Read the material below and tally how many lines hold the word "turpis", giving the number and nothing else.
○ ○ ○ ○ ○
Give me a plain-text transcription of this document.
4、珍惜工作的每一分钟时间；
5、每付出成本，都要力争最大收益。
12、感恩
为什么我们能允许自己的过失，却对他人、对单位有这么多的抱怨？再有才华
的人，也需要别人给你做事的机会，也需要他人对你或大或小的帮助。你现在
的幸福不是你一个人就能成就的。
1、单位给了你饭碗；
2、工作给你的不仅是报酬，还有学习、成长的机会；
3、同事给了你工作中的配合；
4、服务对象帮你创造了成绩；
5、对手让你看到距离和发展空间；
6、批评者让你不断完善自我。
○ ○ ○ ○ ○
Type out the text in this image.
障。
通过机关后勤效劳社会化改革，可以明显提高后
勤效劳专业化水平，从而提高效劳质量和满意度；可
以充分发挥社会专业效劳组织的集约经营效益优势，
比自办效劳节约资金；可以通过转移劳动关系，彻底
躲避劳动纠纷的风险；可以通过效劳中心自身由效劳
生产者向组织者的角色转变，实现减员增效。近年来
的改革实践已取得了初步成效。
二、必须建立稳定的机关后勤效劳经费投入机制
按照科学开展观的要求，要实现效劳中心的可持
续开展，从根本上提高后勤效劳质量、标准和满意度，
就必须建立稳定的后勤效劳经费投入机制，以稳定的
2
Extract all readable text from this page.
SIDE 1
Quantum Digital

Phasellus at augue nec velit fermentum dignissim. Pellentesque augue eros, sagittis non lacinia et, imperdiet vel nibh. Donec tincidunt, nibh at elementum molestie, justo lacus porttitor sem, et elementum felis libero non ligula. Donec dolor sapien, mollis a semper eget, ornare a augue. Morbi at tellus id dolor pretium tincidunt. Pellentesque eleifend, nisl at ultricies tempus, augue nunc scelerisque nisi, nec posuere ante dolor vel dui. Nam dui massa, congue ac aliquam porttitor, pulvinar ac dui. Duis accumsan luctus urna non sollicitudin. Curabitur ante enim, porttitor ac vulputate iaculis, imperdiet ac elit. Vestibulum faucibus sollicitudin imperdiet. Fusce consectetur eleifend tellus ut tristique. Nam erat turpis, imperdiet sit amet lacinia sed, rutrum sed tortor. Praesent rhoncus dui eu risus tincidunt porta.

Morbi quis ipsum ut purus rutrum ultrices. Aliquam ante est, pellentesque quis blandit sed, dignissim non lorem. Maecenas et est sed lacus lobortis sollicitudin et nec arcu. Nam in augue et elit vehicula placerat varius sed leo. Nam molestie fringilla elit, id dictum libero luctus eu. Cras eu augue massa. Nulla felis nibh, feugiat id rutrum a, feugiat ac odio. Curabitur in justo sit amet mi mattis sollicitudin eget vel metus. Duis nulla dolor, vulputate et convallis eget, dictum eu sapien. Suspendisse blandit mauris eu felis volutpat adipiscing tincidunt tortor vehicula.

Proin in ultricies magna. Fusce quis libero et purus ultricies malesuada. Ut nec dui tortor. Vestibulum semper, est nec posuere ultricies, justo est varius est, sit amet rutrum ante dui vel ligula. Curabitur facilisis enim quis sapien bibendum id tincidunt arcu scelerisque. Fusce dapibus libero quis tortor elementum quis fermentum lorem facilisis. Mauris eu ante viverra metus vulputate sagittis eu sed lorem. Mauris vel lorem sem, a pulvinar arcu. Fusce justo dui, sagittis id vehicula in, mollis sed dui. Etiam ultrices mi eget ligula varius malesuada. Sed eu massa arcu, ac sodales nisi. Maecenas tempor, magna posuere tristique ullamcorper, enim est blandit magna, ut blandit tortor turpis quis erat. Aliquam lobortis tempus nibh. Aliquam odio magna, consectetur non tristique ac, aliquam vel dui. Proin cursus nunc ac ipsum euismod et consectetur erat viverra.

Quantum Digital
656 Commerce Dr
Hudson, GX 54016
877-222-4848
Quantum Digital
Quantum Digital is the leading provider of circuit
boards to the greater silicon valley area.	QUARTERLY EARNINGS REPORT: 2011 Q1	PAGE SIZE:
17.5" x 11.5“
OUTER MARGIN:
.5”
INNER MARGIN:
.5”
○ ○ ○ ○ ○
## Task response
2